• [Work required] Print all entries word for word.

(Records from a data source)
Start
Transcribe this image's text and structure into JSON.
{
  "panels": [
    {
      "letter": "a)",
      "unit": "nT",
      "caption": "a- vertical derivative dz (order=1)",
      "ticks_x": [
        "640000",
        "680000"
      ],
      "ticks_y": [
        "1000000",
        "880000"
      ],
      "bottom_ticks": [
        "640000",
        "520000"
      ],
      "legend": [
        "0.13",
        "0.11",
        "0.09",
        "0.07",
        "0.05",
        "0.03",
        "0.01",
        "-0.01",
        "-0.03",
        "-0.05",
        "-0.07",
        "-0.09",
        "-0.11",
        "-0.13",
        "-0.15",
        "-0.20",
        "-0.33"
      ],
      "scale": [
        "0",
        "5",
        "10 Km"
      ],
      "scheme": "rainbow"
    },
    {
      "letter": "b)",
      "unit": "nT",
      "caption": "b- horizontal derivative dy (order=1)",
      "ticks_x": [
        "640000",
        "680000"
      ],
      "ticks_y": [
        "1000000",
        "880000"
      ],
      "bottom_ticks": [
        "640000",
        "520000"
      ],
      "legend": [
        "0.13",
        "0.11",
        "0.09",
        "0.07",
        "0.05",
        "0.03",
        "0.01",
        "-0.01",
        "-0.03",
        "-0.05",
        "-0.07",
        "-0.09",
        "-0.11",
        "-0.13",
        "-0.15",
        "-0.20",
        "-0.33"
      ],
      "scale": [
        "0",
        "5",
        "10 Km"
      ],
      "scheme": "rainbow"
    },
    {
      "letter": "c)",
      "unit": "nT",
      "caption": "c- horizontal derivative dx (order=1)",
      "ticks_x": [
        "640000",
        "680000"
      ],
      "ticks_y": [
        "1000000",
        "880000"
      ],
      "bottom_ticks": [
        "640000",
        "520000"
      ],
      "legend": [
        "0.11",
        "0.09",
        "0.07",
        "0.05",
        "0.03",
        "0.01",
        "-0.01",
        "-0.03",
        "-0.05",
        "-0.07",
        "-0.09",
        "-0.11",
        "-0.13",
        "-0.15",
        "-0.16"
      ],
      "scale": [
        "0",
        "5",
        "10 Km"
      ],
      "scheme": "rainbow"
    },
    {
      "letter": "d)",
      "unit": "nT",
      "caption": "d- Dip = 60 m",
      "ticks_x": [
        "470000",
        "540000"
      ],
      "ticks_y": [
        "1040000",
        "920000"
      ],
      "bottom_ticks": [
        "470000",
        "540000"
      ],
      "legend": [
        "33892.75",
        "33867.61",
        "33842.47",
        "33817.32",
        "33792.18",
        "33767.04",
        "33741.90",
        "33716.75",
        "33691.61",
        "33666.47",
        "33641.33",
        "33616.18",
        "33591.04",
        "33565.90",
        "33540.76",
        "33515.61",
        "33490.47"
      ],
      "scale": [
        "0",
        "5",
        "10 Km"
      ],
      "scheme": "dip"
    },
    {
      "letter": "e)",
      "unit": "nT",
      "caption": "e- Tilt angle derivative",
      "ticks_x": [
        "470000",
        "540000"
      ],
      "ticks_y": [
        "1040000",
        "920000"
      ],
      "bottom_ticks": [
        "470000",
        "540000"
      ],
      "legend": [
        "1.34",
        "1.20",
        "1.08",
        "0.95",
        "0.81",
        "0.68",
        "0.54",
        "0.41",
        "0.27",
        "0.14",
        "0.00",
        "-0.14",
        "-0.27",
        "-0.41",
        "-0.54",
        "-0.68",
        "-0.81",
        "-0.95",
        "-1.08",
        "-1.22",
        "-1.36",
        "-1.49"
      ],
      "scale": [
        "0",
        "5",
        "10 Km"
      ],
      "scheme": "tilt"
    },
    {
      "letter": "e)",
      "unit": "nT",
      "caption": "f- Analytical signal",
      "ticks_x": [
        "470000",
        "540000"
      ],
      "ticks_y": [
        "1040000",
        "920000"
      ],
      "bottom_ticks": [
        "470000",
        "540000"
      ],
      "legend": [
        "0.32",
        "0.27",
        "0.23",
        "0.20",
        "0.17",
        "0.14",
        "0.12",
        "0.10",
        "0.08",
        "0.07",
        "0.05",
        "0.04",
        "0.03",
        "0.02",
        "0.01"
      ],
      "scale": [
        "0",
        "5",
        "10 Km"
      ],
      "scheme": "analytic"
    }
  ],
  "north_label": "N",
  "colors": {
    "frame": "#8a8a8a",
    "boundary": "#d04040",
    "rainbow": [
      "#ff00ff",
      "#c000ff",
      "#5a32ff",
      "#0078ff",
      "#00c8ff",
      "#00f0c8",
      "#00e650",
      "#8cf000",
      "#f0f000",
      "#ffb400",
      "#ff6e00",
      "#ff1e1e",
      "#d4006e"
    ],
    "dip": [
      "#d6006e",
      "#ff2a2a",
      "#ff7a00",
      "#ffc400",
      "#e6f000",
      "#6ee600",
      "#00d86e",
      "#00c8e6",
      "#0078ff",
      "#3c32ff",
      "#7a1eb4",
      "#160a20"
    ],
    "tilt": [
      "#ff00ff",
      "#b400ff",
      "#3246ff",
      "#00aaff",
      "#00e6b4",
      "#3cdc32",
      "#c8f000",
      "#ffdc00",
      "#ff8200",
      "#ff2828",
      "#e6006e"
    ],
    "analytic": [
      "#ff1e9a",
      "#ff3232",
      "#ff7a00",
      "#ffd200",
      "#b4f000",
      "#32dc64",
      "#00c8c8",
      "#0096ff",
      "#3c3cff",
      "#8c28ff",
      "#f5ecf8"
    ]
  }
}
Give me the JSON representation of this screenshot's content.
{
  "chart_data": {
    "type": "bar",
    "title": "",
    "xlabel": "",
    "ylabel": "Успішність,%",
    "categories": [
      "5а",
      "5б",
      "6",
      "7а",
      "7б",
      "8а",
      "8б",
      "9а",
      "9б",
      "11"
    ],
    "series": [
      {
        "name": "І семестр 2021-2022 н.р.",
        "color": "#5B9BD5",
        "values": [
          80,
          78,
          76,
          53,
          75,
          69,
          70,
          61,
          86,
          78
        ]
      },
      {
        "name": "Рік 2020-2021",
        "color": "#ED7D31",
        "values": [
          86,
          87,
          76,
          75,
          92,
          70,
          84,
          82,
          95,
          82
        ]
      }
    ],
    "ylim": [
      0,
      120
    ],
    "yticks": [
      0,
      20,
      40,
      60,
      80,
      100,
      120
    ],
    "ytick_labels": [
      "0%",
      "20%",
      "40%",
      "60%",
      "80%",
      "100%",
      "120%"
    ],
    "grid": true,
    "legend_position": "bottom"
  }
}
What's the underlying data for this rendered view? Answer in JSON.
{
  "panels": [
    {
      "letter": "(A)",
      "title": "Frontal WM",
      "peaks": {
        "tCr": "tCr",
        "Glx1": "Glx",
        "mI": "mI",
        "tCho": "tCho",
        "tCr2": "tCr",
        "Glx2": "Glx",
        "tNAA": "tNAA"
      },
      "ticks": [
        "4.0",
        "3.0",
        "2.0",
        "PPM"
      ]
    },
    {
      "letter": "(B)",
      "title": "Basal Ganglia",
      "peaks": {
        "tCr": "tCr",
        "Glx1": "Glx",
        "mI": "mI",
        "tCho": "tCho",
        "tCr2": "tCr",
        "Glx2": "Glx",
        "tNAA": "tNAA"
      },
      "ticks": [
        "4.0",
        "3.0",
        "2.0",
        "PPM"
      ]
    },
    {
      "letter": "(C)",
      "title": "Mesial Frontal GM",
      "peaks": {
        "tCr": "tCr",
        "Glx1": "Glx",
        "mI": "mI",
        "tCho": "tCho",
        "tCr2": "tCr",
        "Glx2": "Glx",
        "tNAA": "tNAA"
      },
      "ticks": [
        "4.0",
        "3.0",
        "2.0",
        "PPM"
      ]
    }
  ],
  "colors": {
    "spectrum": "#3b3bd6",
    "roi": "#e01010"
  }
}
End
• [Task response]
Transcribe this image's text and structure into JSON.
{
  "panels": [
    {
      "letter": "a)",
      "unit": "nT",
      "caption": "a- vertical derivative dz (order=1)",
      "ticks_x": [
        "640000",
        "680000"
      ],
      "ticks_y": [
        "1000000",
        "880000"
      ],
      "bottom_ticks": [
        "640000",
        "520000"
      ],
      "legend": [
        "0.13",
        "0.11",
        "0.09",
        "0.07",
        "0.05",
        "0.03",
        "0.01",
        "-0.01",
        "-0.03",
        "-0.05",
        "-0.07",
        "-0.09",
        "-0.11",
        "-0.13",
        "-0.15",
        "-0.20",
        "-0.33"
      ],
      "scale": [
        "0",
        "5",
        "10 Km"
      ],
      "scheme": "rainbow"
    },
    {
      "letter": "b)",
      "unit": "nT",
      "caption": "b- horizontal derivative dy (order=1)",
      "ticks_x": [
        "640000",
        "680000"
      ],
      "ticks_y": [
        "1000000",
        "880000"
      ],
      "bottom_ticks": [
        "640000",
        "520000"
      ],
      "legend": [
        "0.13",
        "0.11",
        "0.09",
        "0.07",
        "0.05",
        "0.03",
        "0.01",
        "-0.01",
        "-0.03",
        "-0.05",
        "-0.07",
        "-0.09",
        "-0.11",
        "-0.13",
        "-0.15",
        "-0.20",
        "-0.33"
      ],
      "scale": [
        "0",
        "5",
        "10 Km"
      ],
      "scheme": "rainbow"
    },
    {
      "letter": "c)",
      "unit": "nT",
      "caption": "c- horizontal derivative dx (order=1)",
      "ticks_x": [
        "640000",
        "680000"
      ],
      "ticks_y": [
        "1000000",
        "880000"
      ],
      "bottom_ticks": [
        "640000",
        "520000"
      ],
      "legend": [
        "0.11",
        "0.09",
        "0.07",
        "0.05",
        "0.03",
        "0.01",
        "-0.01",
        "-0.03",
        "-0.05",
        "-0.07",
        "-0.09",
        "-0.11",
        "-0.13",
        "-0.15",
        "-0.16"
      ],
      "scale": [
        "0",
        "5",
        "10 Km"
      ],
      "scheme": "rainbow"
    },
    {
      "letter": "d)",
      "unit": "nT",
      "caption": "d- Dip = 60 m",
      "ticks_x": [
        "470000",
        "540000"
      ],
      "ticks_y": [
        "1040000",
        "920000"
      ],
      "bottom_ticks": [
        "470000",
        "540000"
      ],
      "legend": [
        "33892.75",
        "33867.61",
        "33842.47",
        "33817.32",
        "33792.18",
        "33767.04",
        "33741.90",
        "33716.75",
        "33691.61",
        "33666.47",
        "33641.33",
        "33616.18",
        "33591.04",
        "33565.90",
        "33540.76",
        "33515.61",
        "33490.47"
      ],
      "scale": [
        "0",
        "5",
        "10 Km"
      ],
      "scheme": "dip"
    },
    {
      "letter": "e)",
      "unit": "nT",
      "caption": "e- Tilt angle derivative",
      "ticks_x": [
        "470000",
        "540000"
      ],
      "ticks_y": [
        "1040000",
        "920000"
      ],
      "bottom_ticks": [
        "470000",
        "540000"
      ],
      "legend": [
        "1.34",
        "1.20",
        "1.08",
        "0.95",
        "0.81",
        "0.68",
        "0.54",
        "0.41",
        "0.27",
        "0.14",
        "0.00",
        "-0.14",
        "-0.27",
        "-0.41",
        "-0.54",
        "-0.68",
        "-0.81",
        "-0.95",
        "-1.08",
        "-1.22",
        "-1.36",
        "-1.49"
      ],
      "scale": [
        "0",
        "5",
        "10 Km"
      ],
      "scheme": "tilt"
    },
    {
      "letter": "e)",
      "unit": "nT",
      "caption": "f- Analytical signal",
      "ticks_x": [
        "470000",
        "540000"
      ],
      "ticks_y": [
        "1040000",
        "920000"
      ],
      "bottom_ticks": [
        "470000",
        "540000"
      ],
      "legend": [
        "0.32",
        "0.27",
        "0.23",
        "0.20",
        "0.17",
        "0.14",
        "0.12",
        "0.10",
        "0.08",
        "0.07",
        "0.05",
        "0.04",
        "0.03",
        "0.02",
        "0.01"
      ],
      "scale": [
        "0",
        "5",
        "10 Km"
      ],
      "scheme": "analytic"
    }
  ],
  "north_label": "N",
  "colors": {
    "frame": "#8a8a8a",
    "boundary": "#d04040",
    "rainbow": [
      "#ff00ff",
      "#c000ff",
      "#5a32ff",
      "#0078ff",
      "#00c8ff",
      "#00f0c8",
      "#00e650",
      "#8cf000",
      "#f0f000",
      "#ffb400",
      "#ff6e00",
      "#ff1e1e",
      "#d4006e"
    ],
    "dip": [
      "#d6006e",
      "#ff2a2a",
      "#ff7a00",
      "#ffc400",
      "#e6f000",
      "#6ee600",
      "#00d86e",
      "#00c8e6",
      "#0078ff",
      "#3c32ff",
      "#7a1eb4",
      "#160a20"
    ],
    "tilt": [
      "#ff00ff",
      "#b400ff",
      "#3246ff",
      "#00aaff",
      "#00e6b4",
      "#3cdc32",
      "#c8f000",
      "#ffdc00",
      "#ff8200",
      "#ff2828",
      "#e6006e"
    ],
    "analytic": [
      "#ff1e9a",
      "#ff3232",
      "#ff7a00",
      "#ffd200",
      "#b4f000",
      "#32dc64",
      "#00c8c8",
      "#0096ff",
      "#3c3cff",
      "#8c28ff",
      "#f5ecf8"
    ]
  }
}
Give me the JSON representation of this screenshot's content.
{
  "chart_data": {
    "type": "bar",
    "title": "",
    "xlabel": "",
    "ylabel": "Успішність,%",
    "categories": [
      "5а",
      "5б",
      "6",
      "7а",
      "7б",
      "8а",
      "8б",
      "9а",
      "9б",
      "11"
    ],
    "series": [
      {
        "name": "І семестр 2021-2022 н.р.",
        "color": "#5B9BD5",
        "values": [
          80,
          78,
          76,
          53,
          75,
          69,
          70,
          61,
          86,
          78
        ]
      },
      {
        "name": "Рік 2020-2021",
        "color": "#ED7D31",
        "values": [
          86,
          87,
          76,
          75,
          92,
          70,
          84,
          82,
          95,
          82
        ]
      }
    ],
    "ylim": [
      0,
      120
    ],
    "yticks": [
      0,
      20,
      40,
      60,
      80,
      100,
      120
    ],
    "ytick_labels": [
      "0%",
      "20%",
      "40%",
      "60%",
      "80%",
      "100%",
      "120%"
    ],
    "grid": true,
    "legend_position": "bottom"
  }
}
What's the underlying data for this rendered view? Answer in JSON.
{
  "panels": [
    {
      "letter": "(A)",
      "title": "Frontal WM",
      "peaks": {
        "tCr": "tCr",
        "Glx1": "Glx",
        "mI": "mI",
        "tCho": "tCho",
        "tCr2": "tCr",
        "Glx2": "Glx",
        "tNAA": "tNAA"
      },
      "ticks": [
        "4.0",
        "3.0",
        "2.0",
        "PPM"
      ]
    },
    {
      "letter": "(B)",
      "title": "Basal Ganglia",
      "peaks": {
        "tCr": "tCr",
        "Glx1": "Glx",
        "mI": "mI",
        "tCho": "tCho",
        "tCr2": "tCr",
        "Glx2": "Glx",
        "tNAA": "tNAA"
      },
      "ticks": [
        "4.0",
        "3.0",
        "2.0",
        "PPM"
      ]
    },
    {
      "letter": "(C)",
      "title": "Mesial Frontal GM",
      "peaks": {
        "tCr": "tCr",
        "Glx1": "Glx",
        "mI": "mI",
        "tCho": "tCho",
        "tCr2": "tCr",
        "Glx2": "Glx",
        "tNAA": "tNAA"
      },
      "ticks": [
        "4.0",
        "3.0",
        "2.0",
        "PPM"
      ]
    }
  ],
  "colors": {
    "spectrum": "#3b3bd6",
    "roi": "#e01010"
  }
}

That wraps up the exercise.